§ BRIEF
Quote all of the entries word for word.

§ RECORDS PROVIDED
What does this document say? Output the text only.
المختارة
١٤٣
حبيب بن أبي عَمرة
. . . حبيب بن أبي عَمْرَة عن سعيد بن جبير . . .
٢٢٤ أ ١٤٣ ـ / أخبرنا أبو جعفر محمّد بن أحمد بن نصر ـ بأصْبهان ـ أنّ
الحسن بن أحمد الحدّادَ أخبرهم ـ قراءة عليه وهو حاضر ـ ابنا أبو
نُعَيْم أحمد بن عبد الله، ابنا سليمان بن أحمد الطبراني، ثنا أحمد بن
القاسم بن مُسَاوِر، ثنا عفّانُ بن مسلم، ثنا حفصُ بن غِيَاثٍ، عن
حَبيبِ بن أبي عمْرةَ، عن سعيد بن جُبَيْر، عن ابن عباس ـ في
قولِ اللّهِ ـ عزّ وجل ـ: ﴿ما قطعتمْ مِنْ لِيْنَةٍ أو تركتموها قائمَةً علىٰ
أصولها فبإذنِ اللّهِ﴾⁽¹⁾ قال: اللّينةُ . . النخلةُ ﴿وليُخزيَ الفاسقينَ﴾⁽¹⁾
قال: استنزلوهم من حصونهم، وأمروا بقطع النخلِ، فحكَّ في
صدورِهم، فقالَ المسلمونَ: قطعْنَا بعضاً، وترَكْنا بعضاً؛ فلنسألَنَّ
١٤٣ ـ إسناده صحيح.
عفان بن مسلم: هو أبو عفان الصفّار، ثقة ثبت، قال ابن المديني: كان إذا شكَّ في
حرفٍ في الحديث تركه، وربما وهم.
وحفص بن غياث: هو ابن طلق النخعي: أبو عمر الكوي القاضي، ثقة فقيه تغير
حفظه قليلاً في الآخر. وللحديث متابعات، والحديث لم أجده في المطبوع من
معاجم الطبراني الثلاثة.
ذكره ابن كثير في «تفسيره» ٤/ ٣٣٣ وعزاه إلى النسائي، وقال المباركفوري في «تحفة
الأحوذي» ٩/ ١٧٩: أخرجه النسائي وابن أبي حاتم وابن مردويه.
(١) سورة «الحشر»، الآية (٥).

§ OUTPUT FOR THIS TASK
What does this document say? Output the text only.
المختارة
١٤٣
حبيب بن أبي عَمرة
. . . حبيب بن أبي عَمْرَة عن سعيد بن جبير . . .
٢٢٤ أ ١٤٣ ـ / أخبرنا أبو جعفر محمّد بن أحمد بن نصر ـ بأصْبهان ـ أنّ
الحسن بن أحمد الحدّادَ أخبرهم ـ قراءة عليه وهو حاضر ـ ابنا أبو
نُعَيْم أحمد بن عبد الله، ابنا سليمان بن أحمد الطبراني، ثنا أحمد بن
القاسم بن مُسَاوِر، ثنا عفّانُ بن مسلم، ثنا حفصُ بن غِيَاثٍ، عن
حَبيبِ بن أبي عمْرةَ، عن سعيد بن جُبَيْر، عن ابن عباس ـ في
قولِ اللّهِ ـ عزّ وجل ـ: ﴿ما قطعتمْ مِنْ لِيْنَةٍ أو تركتموها قائمَةً علىٰ
أصولها فبإذنِ اللّهِ﴾⁽¹⁾ قال: اللّينةُ . . النخلةُ ﴿وليُخزيَ الفاسقينَ﴾⁽¹⁾
قال: استنزلوهم من حصونهم، وأمروا بقطع النخلِ، فحكَّ في
صدورِهم، فقالَ المسلمونَ: قطعْنَا بعضاً، وترَكْنا بعضاً؛ فلنسألَنَّ
١٤٣ ـ إسناده صحيح.
عفان بن مسلم: هو أبو عفان الصفّار، ثقة ثبت، قال ابن المديني: كان إذا شكَّ في
حرفٍ في الحديث تركه، وربما وهم.
وحفص بن غياث: هو ابن طلق النخعي: أبو عمر الكوي القاضي، ثقة فقيه تغير
حفظه قليلاً في الآخر. وللحديث متابعات، والحديث لم أجده في المطبوع من
معاجم الطبراني الثلاثة.
ذكره ابن كثير في «تفسيره» ٤/ ٣٣٣ وعزاه إلى النسائي، وقال المباركفوري في «تحفة
الأحوذي» ٩/ ١٧٩: أخرجه النسائي وابن أبي حاتم وابن مردويه.
(١) سورة «الحشر»، الآية (٥).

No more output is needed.